SOURCE PASSAGE:
----------------------------------------

JSON Push Protocol¶
The JSON Push protocol is an HTTP-based protocol that uses POST requests to perfom incremental or full data syncs across to an HTTP endpoint. It supports splitting up the data into smaller batches, so that not all the data have to be sent in a single request.
The protocol is supported by the http_endpoint source and the json sink. This protocol can be used by microservices and other clients to send entities.
Requests¶
The following HTTP request parameters are supported:
Parameter |
Description |
---|---|
sequence_id |
A string token that is generated every time the data sync is started. Included in all requests. |
is_full |
A boolean. Has the value |
request_id |
A string token that is generated for every request. Included in all requests. |
previous_request_id |
A string token referencing the request_id of the previous request. Included in all but the first request. |
is_first |
A boolean. Included in the first request with the value |
is_last |
A boolean. Included in the last request with the value |
The HTTP body is JSON data which will always be in the form of a JSON array even if it is a single entity. The serialisation of entities as JSON is described in more detail here.
If the sequence_id is not the same as the one that is currently active, then it will replace the active one (full sync only). Only a single sequence_id should be active at any time. A sequence id goes out of scope when the ‘is_last=true’ request parameter is given. Note that an incremental request does not affect the active sequence.

----------------------------------------

PROBLEMS TO SOLVE:
- A) Edit the records from their first line through the line containing "avatar-logo: KM (57, 343, 69, 353)", changing "comment-line" to "text-line" and leaving everything else the same.
- B) Pick up the JSON Push protocol text after its last sentence and keep writing.
The text and the records come from separate, unrelated sources.

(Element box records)
----------------------------------------

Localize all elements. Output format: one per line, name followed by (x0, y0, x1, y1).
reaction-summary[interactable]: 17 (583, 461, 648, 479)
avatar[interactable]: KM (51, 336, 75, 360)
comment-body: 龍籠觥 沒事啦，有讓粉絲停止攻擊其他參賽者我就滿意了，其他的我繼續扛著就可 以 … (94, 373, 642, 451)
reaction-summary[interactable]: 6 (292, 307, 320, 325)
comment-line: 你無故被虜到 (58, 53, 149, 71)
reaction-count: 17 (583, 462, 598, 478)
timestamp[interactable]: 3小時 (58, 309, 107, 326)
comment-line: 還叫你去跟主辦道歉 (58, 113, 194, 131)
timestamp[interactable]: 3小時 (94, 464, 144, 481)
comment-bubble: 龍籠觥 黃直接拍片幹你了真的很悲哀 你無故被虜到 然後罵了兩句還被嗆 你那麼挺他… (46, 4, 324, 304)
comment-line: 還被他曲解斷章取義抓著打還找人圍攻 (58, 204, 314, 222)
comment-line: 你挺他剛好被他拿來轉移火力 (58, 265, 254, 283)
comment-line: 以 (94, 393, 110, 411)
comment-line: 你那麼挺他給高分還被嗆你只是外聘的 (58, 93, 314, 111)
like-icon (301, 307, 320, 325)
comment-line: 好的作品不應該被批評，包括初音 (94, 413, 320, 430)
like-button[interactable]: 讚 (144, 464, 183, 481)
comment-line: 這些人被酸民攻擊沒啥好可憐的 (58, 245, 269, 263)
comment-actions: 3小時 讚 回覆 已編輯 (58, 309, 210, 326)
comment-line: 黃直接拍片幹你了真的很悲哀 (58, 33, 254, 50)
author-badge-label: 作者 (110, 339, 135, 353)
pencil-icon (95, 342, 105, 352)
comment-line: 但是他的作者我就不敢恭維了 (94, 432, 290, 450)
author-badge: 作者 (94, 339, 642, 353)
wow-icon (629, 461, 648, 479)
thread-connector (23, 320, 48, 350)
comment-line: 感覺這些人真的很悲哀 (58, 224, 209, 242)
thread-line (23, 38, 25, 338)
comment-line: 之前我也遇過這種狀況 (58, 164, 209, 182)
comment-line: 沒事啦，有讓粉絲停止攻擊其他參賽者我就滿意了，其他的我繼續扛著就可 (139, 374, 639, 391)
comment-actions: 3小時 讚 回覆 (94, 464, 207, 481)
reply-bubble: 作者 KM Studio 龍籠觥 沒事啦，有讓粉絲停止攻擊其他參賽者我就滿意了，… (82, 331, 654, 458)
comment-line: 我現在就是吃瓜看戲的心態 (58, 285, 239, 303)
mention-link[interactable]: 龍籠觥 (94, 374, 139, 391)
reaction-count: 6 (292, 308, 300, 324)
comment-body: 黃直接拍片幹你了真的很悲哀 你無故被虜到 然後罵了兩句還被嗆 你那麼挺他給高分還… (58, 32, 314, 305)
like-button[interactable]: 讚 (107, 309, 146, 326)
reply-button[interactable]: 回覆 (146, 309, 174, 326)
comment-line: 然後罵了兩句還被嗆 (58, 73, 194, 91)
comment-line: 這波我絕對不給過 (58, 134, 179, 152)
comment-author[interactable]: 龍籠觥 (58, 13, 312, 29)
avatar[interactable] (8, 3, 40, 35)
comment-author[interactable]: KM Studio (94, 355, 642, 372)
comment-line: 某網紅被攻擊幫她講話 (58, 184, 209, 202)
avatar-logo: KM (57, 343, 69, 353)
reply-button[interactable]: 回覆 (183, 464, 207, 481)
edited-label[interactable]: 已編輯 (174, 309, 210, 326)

----------------------------------------

ANSWERS TO THE EXERCISES:
- A)
Localize all elements. Output format: one per line, name followed by (x0, y0, x1, y1).
reaction-summary[interactable]: 17 (583, 461, 648, 479)
avatar[interactable]: KM (51, 336, 75, 360)
comment-body: 龍籠觥 沒事啦，有讓粉絲停止攻擊其他參賽者我就滿意了，其他的我繼續扛著就可 以 … (94, 373, 642, 451)
reaction-summary[interactable]: 6 (292, 307, 320, 325)
text-line: 你無故被虜到 (58, 53, 149, 71)
reaction-count: 17 (583, 462, 598, 478)
timestamp[interactable]: 3小時 (58, 309, 107, 326)
text-line: 還叫你去跟主辦道歉 (58, 113, 194, 131)
timestamp[interactable]: 3小時 (94, 464, 144, 481)
comment-bubble: 龍籠觥 黃直接拍片幹你了真的很悲哀 你無故被虜到 然後罵了兩句還被嗆 你那麼挺他… (46, 4, 324, 304)
text-line: 還被他曲解斷章取義抓著打還找人圍攻 (58, 204, 314, 222)
text-line: 你挺他剛好被他拿來轉移火力 (58, 265, 254, 283)
text-line: 以 (94, 393, 110, 411)
text-line: 你那麼挺他給高分還被嗆你只是外聘的 (58, 93, 314, 111)
like-icon (301, 307, 320, 325)
text-line: 好的作品不應該被批評，包括初音 (94, 413, 320, 430)
like-button[interactable]: 讚 (144, 464, 183, 481)
text-line: 這些人被酸民攻擊沒啥好可憐的 (58, 245, 269, 263)
comment-actions: 3小時 讚 回覆 已編輯 (58, 309, 210, 326)
text-line: 黃直接拍片幹你了真的很悲哀 (58, 33, 254, 50)
author-badge-label: 作者 (110, 339, 135, 353)
pencil-icon (95, 342, 105, 352)
text-line: 但是他的作者我就不敢恭維了 (94, 432, 290, 450)
author-badge: 作者 (94, 339, 642, 353)
wow-icon (629, 461, 648, 479)
thread-connector (23, 320, 48, 350)
text-line: 感覺這些人真的很悲哀 (58, 224, 209, 242)
thread-line (23, 38, 25, 338)
text-line: 之前我也遇過這種狀況 (58, 164, 209, 182)
text-line: 沒事啦，有讓粉絲停止攻擊其他參賽者我就滿意了，其他的我繼續扛著就可 (139, 374, 639, 391)
comment-actions: 3小時 讚 回覆 (94, 464, 207, 481)
reply-bubble: 作者 KM Studio 龍籠觥 沒事啦，有讓粉絲停止攻擊其他參賽者我就滿意了，… (82, 331, 654, 458)
text-line: 我現在就是吃瓜看戲的心態 (58, 285, 239, 303)
mention-link[interactable]: 龍籠觥 (94, 374, 139, 391)
reaction-count: 6 (292, 308, 300, 324)
comment-body: 黃直接拍片幹你了真的很悲哀 你無故被虜到 然後罵了兩句還被嗆 你那麼挺他給高分還… (58, 32, 314, 305)
like-button[interactable]: 讚 (107, 309, 146, 326)
reply-button[interactable]: 回覆 (146, 309, 174, 326)
text-line: 然後罵了兩句還被嗆 (58, 73, 194, 91)
text-line: 這波我絕對不給過 (58, 134, 179, 152)
comment-author[interactable]: 龍籠觥 (58, 13, 312, 29)
avatar[interactable] (8, 3, 40, 35)
comment-author[interactable]: KM Studio (94, 355, 642, 372)
text-line: 某網紅被攻擊幫她講話 (58, 184, 209, 202)
avatar-logo: KM (57, 343, 69, 353)

- B)
Conflicts¶
When doing an incremental sync the request parameters can silently be ignored and the entities should be accepted.
The HTTP server should recognize these cases as conflicting when doing a full data sync:
The
previous_request_id
does not match with the request_id of the previous request. Return ‘409 Conflict’.The value of
is_full
is not the same as in the previous request of the same sequence. Return ‘409 Conflict’.The
is_first
request parameter is true when we know that it is not the first request in the active sequence. Return ‘409 Conflict’.
If the JSON Push Sink receives a 409 Conflict
response code, then it
must stop the active sync, and try again later. It should start from
the beginning with a new sequence if it was a full data sync.
Examples¶
This section contains three examples that illustrates how you can use
the JSON push protocol to push data to Sesam using incremental and
full syncs. The examples use the curl
command line utility.
Our examples all use the following pipe which sets up a receiver endpoint that we can use to push our JSON entities to:
$ cat pipe.json
{
"_id": "myendpoint",
"type": "pipe",
"source": {
"type": "http_endpoint"
},
"sink": {
"type": "dataset",
"dataset": "mydataset"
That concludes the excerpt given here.